# Your task:
For each line below that contains the string "header", copy that line.

Items from a data source:
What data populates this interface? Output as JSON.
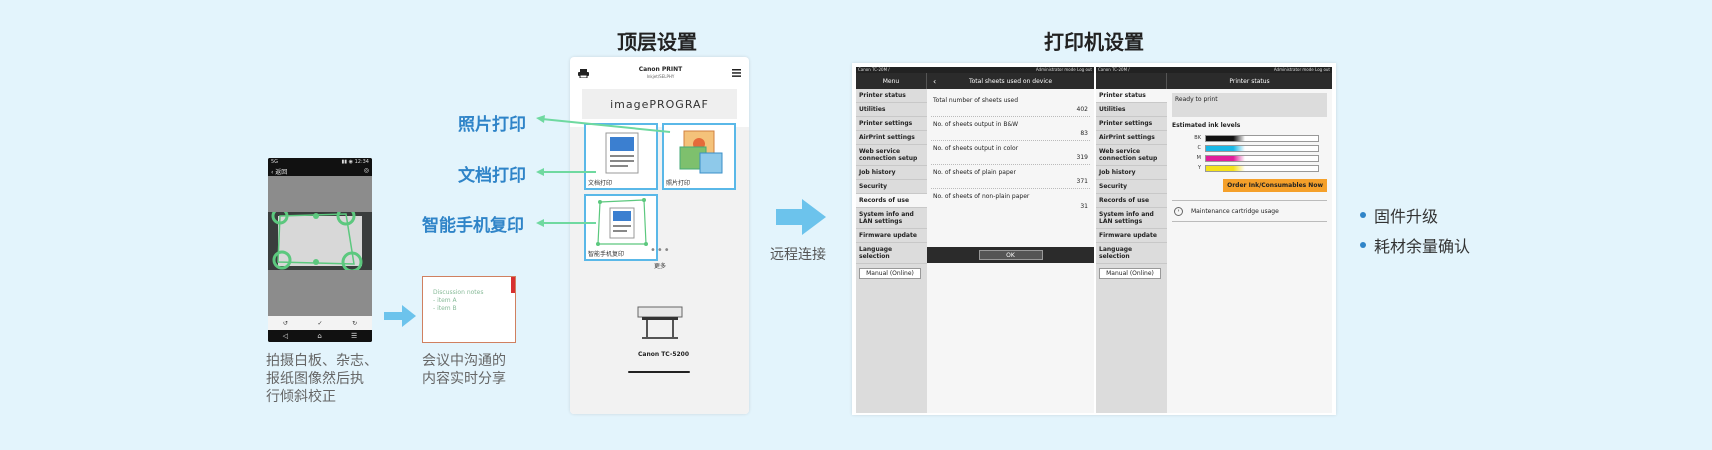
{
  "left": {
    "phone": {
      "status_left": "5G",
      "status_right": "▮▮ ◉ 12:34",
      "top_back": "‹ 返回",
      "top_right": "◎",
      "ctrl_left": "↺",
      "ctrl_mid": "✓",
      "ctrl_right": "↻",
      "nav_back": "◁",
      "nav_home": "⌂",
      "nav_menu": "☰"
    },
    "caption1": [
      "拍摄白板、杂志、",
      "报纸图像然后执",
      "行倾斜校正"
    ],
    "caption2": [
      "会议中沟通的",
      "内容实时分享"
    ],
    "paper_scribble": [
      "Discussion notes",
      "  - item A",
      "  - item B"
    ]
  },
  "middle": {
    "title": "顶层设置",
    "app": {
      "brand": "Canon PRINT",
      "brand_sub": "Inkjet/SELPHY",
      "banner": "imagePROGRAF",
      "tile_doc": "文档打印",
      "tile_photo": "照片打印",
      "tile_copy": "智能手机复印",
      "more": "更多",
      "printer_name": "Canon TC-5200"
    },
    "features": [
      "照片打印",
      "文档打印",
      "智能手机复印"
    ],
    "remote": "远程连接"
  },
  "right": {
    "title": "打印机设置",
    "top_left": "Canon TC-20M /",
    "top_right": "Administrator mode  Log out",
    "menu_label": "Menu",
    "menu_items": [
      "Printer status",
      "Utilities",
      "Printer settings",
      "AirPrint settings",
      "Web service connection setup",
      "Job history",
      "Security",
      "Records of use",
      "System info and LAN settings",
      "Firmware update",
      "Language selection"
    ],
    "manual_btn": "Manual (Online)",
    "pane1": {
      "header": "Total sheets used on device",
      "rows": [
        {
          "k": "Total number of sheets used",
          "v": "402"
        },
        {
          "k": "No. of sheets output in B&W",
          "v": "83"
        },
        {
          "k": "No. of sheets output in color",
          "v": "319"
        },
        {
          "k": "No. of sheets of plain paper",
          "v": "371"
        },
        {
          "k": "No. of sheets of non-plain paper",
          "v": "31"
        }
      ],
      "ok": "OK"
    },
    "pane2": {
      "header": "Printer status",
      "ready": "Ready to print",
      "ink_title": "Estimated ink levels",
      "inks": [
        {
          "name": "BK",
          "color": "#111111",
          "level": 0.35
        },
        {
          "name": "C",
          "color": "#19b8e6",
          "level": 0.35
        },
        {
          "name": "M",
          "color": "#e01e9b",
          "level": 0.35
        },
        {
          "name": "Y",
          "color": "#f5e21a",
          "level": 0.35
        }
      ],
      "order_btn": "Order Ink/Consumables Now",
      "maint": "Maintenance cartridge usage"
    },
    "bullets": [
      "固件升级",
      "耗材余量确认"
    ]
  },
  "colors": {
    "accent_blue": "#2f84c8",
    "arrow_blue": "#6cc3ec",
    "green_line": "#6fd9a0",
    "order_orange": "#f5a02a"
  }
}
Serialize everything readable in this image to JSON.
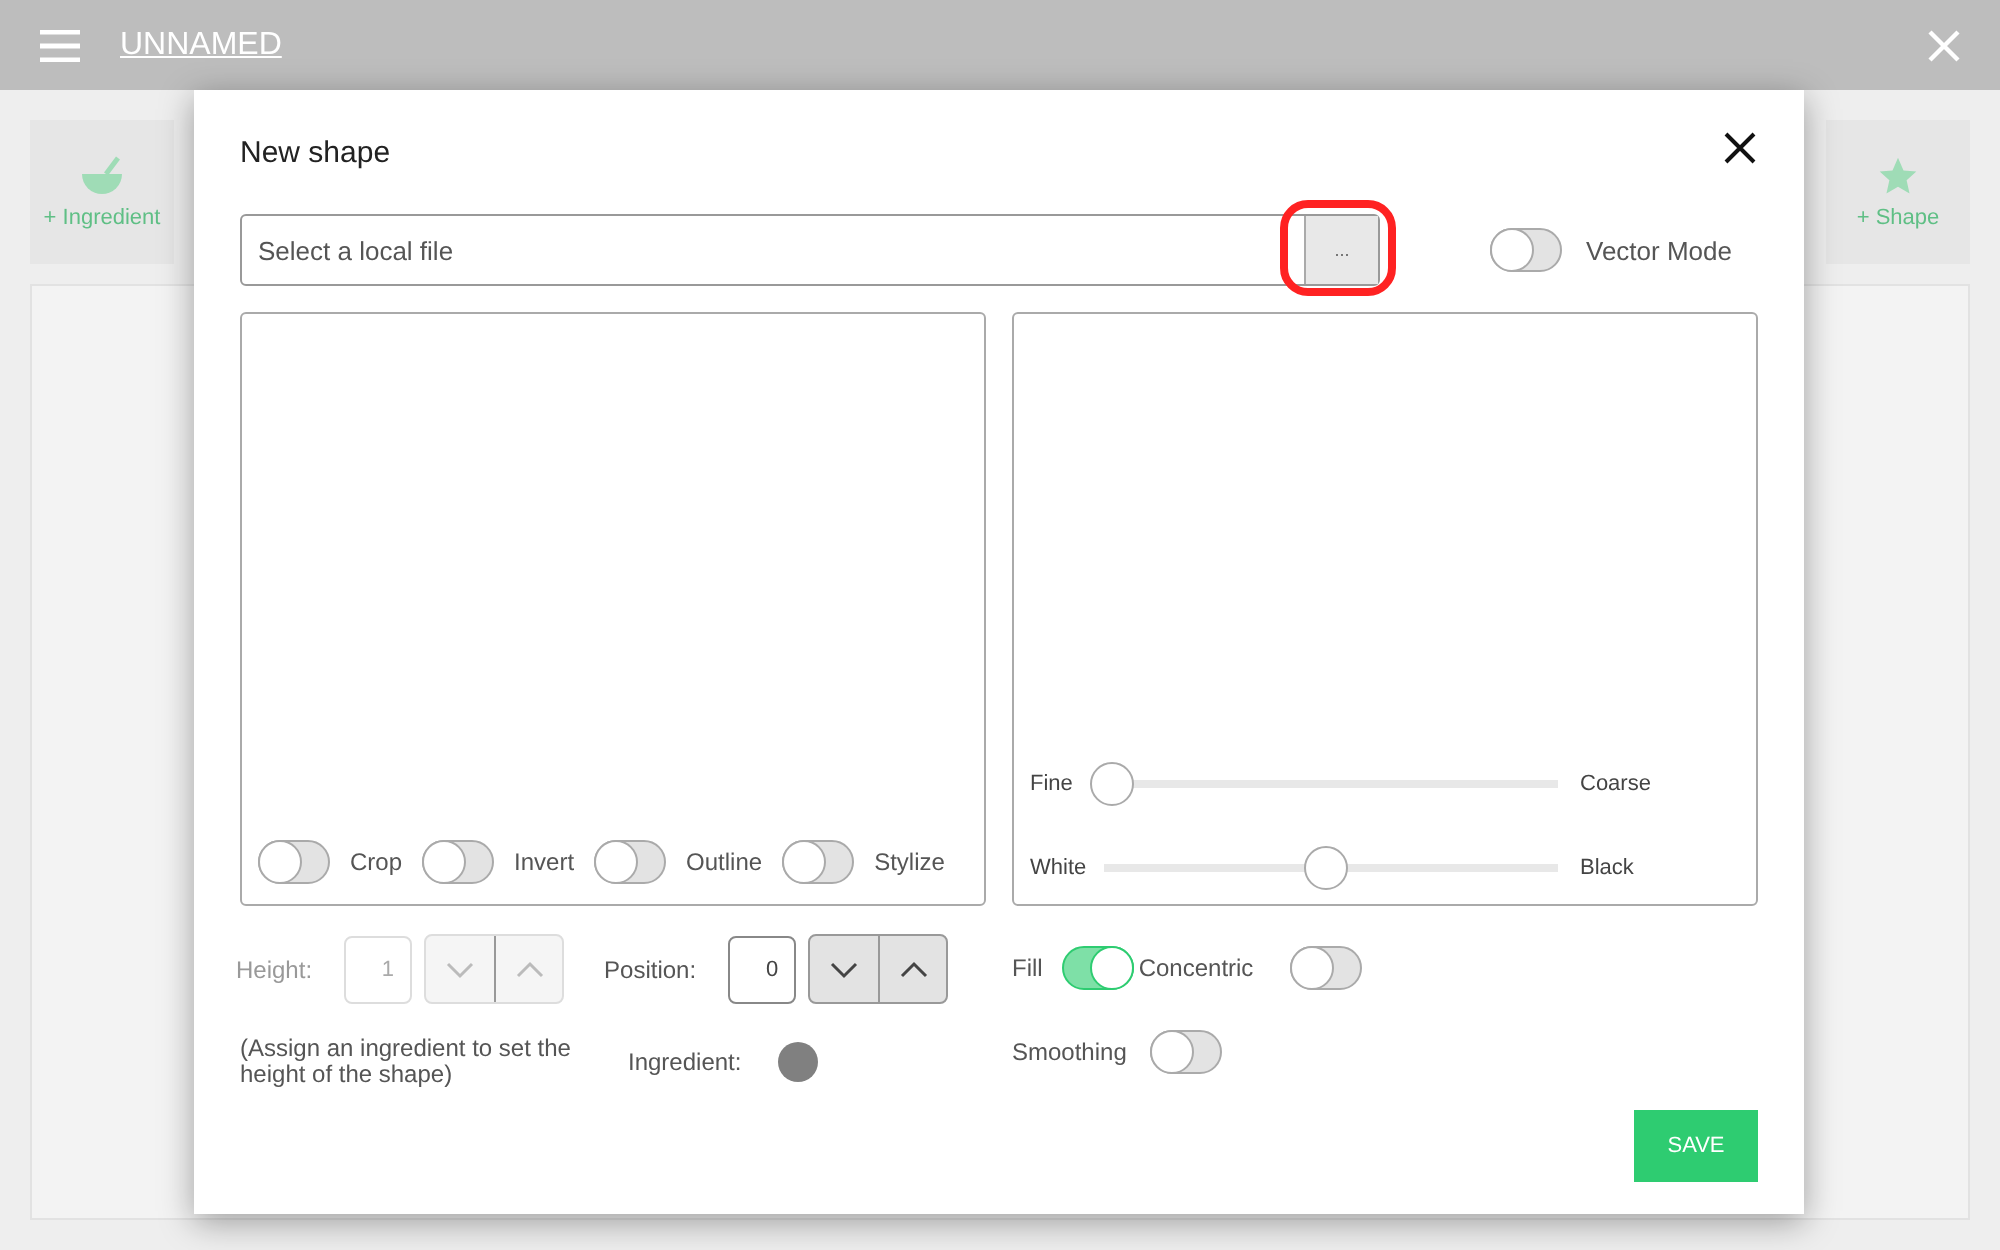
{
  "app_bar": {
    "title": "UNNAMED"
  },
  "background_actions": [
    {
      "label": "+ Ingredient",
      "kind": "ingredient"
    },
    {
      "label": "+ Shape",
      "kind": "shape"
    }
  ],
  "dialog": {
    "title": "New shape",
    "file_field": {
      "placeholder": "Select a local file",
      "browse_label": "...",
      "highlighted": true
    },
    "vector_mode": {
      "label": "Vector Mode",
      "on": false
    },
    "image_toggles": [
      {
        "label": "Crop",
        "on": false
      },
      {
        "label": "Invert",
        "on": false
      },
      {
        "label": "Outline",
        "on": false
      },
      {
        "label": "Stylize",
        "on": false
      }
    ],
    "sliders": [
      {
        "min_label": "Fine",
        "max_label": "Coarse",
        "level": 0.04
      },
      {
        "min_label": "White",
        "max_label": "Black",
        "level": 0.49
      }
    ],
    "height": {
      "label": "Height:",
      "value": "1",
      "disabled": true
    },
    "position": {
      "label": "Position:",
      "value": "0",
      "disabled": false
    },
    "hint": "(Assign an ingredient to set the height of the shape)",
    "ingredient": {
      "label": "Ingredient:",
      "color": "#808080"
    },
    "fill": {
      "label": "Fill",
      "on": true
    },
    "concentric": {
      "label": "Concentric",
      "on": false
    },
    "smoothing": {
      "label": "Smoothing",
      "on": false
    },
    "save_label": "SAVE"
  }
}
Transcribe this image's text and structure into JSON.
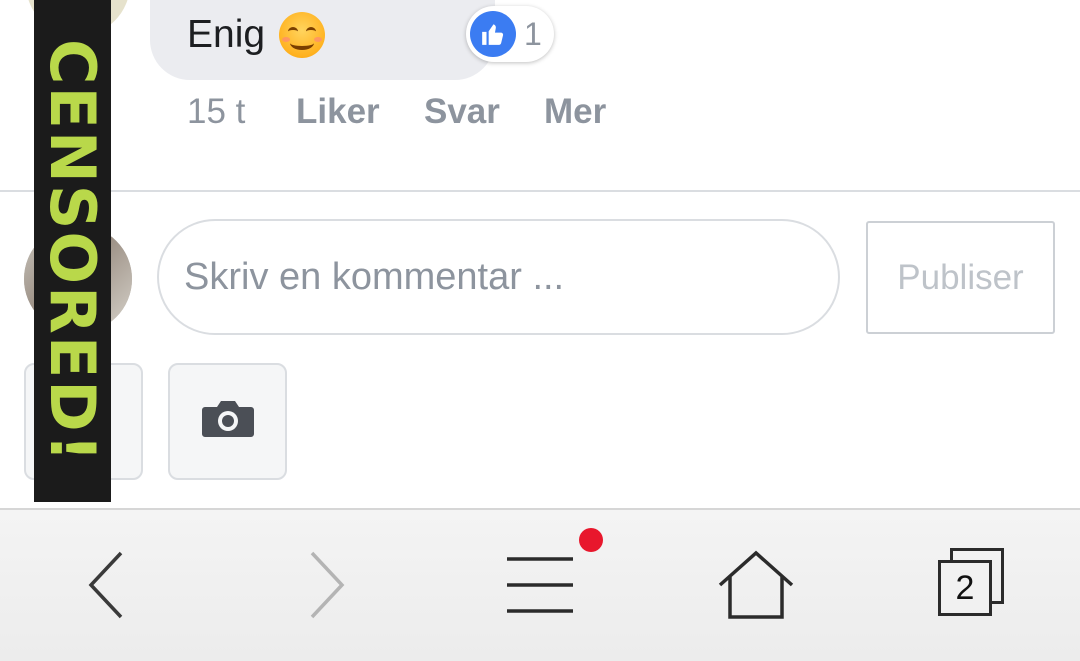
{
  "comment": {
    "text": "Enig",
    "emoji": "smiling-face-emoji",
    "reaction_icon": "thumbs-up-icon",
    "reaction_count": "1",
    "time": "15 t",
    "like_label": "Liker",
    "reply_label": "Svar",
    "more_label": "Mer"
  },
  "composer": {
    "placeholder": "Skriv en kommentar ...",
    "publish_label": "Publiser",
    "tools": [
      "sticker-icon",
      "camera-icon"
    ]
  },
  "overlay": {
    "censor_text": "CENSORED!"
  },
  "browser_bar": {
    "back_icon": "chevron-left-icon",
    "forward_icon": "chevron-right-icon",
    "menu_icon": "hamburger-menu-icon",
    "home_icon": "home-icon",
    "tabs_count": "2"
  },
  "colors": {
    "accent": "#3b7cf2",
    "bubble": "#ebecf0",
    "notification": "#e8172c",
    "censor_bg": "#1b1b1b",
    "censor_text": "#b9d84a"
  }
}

# Exercise result:
      "header": "Total sheets used on device",
      "header": "Printer status",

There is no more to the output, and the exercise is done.